◆ Rows from a dataset ◆
_ _ _

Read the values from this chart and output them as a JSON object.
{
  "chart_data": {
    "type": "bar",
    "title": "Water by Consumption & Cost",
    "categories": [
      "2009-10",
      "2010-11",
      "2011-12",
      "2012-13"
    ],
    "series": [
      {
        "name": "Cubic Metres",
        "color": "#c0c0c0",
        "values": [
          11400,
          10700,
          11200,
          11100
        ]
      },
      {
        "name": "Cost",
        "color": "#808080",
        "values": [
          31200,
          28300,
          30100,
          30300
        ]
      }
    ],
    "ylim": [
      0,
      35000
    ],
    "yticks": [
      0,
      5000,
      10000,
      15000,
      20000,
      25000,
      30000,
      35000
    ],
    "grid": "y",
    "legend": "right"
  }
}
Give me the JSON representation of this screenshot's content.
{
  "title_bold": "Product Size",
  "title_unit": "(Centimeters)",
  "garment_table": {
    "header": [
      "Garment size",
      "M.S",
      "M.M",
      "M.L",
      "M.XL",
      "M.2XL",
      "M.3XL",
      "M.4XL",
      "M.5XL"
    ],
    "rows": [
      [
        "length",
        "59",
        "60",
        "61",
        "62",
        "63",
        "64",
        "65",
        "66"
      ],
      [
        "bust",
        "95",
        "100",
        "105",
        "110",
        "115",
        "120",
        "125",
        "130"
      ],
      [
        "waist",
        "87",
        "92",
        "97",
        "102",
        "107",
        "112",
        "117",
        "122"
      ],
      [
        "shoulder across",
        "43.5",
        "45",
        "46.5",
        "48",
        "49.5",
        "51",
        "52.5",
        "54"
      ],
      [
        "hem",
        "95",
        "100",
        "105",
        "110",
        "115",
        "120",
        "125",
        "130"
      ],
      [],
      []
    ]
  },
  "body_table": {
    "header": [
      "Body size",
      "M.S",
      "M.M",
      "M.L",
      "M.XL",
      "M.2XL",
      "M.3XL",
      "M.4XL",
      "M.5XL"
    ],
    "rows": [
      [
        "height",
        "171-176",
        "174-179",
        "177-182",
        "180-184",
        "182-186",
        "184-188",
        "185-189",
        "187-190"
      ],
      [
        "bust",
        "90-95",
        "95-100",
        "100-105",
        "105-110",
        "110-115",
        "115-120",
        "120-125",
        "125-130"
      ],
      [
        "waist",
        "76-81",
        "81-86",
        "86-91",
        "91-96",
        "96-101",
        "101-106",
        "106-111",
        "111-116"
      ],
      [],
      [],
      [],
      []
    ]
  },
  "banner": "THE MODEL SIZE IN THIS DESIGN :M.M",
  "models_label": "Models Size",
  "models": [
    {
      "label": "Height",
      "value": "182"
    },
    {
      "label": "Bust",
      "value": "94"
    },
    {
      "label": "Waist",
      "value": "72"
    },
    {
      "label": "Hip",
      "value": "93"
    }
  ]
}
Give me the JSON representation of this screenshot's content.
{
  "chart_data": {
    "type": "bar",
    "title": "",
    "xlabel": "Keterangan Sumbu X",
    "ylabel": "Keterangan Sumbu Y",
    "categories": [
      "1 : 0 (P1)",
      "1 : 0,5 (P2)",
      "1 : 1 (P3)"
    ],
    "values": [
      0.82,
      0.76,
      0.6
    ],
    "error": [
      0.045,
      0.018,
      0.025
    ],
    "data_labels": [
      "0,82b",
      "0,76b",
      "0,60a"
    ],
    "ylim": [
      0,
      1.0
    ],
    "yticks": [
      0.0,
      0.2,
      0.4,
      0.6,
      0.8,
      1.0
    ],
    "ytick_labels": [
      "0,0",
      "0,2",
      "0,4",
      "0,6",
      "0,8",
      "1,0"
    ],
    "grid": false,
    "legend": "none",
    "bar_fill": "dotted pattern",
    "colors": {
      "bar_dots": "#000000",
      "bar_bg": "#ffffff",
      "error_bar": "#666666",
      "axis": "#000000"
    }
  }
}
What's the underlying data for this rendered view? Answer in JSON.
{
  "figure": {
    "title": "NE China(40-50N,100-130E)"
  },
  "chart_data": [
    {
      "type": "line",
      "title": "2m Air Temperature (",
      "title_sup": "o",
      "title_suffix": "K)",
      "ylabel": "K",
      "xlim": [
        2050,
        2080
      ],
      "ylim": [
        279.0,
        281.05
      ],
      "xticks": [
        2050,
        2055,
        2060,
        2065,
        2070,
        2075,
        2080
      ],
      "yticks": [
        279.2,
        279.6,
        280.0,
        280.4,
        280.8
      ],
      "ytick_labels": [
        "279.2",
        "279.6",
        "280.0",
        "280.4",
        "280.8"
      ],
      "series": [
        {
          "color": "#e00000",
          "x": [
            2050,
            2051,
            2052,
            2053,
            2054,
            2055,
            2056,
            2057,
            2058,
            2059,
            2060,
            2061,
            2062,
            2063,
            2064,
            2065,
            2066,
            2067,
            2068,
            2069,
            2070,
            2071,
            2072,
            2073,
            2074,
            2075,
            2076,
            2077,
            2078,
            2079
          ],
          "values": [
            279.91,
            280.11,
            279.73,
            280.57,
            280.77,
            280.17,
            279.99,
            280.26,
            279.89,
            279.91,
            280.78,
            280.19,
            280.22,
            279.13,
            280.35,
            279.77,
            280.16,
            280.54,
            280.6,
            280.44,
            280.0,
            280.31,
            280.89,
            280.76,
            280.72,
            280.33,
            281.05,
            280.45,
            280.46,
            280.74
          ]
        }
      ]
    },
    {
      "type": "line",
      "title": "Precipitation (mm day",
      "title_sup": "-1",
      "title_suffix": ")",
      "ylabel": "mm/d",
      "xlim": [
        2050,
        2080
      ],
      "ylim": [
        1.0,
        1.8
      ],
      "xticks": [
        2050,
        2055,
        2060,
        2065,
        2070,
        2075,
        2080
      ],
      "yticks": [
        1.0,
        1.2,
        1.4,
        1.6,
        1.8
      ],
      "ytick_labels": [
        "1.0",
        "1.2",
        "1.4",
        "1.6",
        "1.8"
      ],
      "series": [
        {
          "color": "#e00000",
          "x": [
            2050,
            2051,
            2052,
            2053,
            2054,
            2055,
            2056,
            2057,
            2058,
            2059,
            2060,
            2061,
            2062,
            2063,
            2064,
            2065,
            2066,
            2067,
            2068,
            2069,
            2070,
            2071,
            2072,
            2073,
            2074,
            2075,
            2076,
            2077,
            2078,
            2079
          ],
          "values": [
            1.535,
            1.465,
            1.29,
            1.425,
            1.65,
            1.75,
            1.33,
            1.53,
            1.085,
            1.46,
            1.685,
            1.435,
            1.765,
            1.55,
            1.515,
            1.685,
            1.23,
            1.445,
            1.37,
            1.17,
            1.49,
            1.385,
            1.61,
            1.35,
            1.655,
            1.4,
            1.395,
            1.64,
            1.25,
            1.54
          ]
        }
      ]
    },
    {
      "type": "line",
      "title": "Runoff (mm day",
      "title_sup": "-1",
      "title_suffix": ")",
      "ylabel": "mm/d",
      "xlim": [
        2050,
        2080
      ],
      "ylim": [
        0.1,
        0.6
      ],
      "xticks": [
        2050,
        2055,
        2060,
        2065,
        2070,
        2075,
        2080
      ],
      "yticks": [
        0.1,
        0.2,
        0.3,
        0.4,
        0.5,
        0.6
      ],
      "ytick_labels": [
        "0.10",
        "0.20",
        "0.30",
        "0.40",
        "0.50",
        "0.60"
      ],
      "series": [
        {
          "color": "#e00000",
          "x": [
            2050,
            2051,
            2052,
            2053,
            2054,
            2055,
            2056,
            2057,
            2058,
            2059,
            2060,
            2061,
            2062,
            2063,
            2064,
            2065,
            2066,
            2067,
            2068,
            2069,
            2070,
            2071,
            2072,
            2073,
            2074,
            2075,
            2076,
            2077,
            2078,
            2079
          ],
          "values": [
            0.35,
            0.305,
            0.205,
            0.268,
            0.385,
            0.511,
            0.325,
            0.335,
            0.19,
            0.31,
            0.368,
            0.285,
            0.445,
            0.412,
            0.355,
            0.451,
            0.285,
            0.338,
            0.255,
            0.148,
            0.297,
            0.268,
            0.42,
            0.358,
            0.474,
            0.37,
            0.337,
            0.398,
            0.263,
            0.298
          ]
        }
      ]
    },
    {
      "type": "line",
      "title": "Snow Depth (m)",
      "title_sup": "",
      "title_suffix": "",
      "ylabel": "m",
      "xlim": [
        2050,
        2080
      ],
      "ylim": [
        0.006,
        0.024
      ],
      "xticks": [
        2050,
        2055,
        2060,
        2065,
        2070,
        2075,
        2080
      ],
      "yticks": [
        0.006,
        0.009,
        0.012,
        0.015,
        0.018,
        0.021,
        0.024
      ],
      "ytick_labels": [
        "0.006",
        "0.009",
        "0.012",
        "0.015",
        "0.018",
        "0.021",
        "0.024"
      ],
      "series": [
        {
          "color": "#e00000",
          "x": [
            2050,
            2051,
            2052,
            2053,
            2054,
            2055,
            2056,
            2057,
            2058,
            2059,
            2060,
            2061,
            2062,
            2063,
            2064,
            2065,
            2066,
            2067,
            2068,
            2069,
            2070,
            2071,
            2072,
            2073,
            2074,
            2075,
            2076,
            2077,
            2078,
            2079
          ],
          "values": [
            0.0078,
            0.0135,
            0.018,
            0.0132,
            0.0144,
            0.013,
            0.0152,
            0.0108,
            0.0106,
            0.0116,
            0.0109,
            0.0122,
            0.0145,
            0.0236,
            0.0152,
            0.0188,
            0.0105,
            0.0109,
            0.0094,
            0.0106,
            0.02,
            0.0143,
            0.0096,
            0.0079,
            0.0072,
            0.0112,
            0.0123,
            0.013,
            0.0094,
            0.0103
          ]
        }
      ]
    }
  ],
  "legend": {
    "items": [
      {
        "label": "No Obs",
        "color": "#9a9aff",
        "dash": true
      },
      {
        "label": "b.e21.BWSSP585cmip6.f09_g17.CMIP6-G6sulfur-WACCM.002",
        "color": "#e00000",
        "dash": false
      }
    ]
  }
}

_ _ _

◆ Exercise task ◆
Return every line above in which the string "Cost" occurs.

◆ Response to this task ◆
    "title": "Water by Consumption & Cost",
        "name": "Cost",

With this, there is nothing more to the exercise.